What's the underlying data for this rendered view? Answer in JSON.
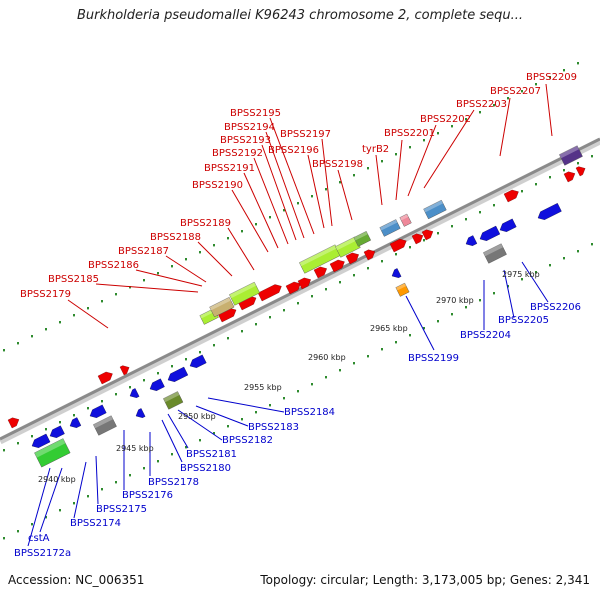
{
  "title": "Burkholderia pseudomallei K96243 chromosome 2, complete sequ...",
  "footer": {
    "accession": "Accession: NC_006351",
    "summary": "Topology: circular; Length: 3,173,005 bp; Genes: 2,341"
  },
  "colors": {
    "forward_label": "#cc0000",
    "reverse_label": "#0000cc",
    "backbone": "#8a8a8a",
    "tick": "#2e8b2e"
  },
  "kbp_ticks": [
    "2940 kbp",
    "2945 kbp",
    "2950 kbp",
    "2955 kbp",
    "2960 kbp",
    "2965 kbp",
    "2970 kbp",
    "2975 kbp"
  ],
  "forward_labels": [
    "BPSS2179",
    "BPSS2185",
    "BPSS2186",
    "BPSS2187",
    "BPSS2188",
    "BPSS2189",
    "BPSS2190",
    "BPSS2191",
    "BPSS2192",
    "BPSS2193",
    "BPSS2194",
    "BPSS2195",
    "BPSS2196",
    "BPSS2197",
    "BPSS2198",
    "tyrB2",
    "BPSS2201",
    "BPSS2202",
    "BPSS2203",
    "BPSS2207",
    "BPSS2209"
  ],
  "reverse_labels": [
    "BPSS2172a",
    "cstA",
    "BPSS2174",
    "BPSS2175",
    "BPSS2176",
    "BPSS2178",
    "BPSS2180",
    "BPSS2181",
    "BPSS2182",
    "BPSS2183",
    "BPSS2184",
    "BPSS2199",
    "BPSS2204",
    "BPSS2205",
    "BPSS2206"
  ]
}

- **EXERCISE BRIEF**
Strip out the pictures and reproduce the remaining material above exactly.

- **THE ANSWER**
What's the underlying data for this rendered view? Answer in JSON.
{
  "title": "Burkholderia pseudomallei K96243 chromosome 2, complete sequ...",
  "footer": {
    "accession": "Accession: NC_006351",
    "summary": "Topology: circular; Length: 3,173,005 bp; Genes: 2,341"
  },
  "colors": {
    "forward_label": "#cc0000",
    "reverse_label": "#0000cc",
    "backbone": "#8a8a8a",
    "tick": "#2e8b2e"
  },
  "kbp_ticks": [
    "2940 kbp",
    "2945 kbp",
    "2950 kbp",
    "2955 kbp",
    "2960 kbp",
    "2965 kbp",
    "2970 kbp",
    "2975 kbp"
  ],
  "forward_labels": [
    "BPSS2179",
    "BPSS2185",
    "BPSS2186",
    "BPSS2187",
    "BPSS2188",
    "BPSS2189",
    "BPSS2190",
    "BPSS2191",
    "BPSS2192",
    "BPSS2193",
    "BPSS2194",
    "BPSS2195",
    "BPSS2196",
    "BPSS2197",
    "BPSS2198",
    "tyrB2",
    "BPSS2201",
    "BPSS2202",
    "BPSS2203",
    "BPSS2207",
    "BPSS2209"
  ],
  "reverse_labels": [
    "BPSS2172a",
    "cstA",
    "BPSS2174",
    "BPSS2175",
    "BPSS2176",
    "BPSS2178",
    "BPSS2180",
    "BPSS2181",
    "BPSS2182",
    "BPSS2183",
    "BPSS2184",
    "BPSS2199",
    "BPSS2204",
    "BPSS2205",
    "BPSS2206"
  ]
}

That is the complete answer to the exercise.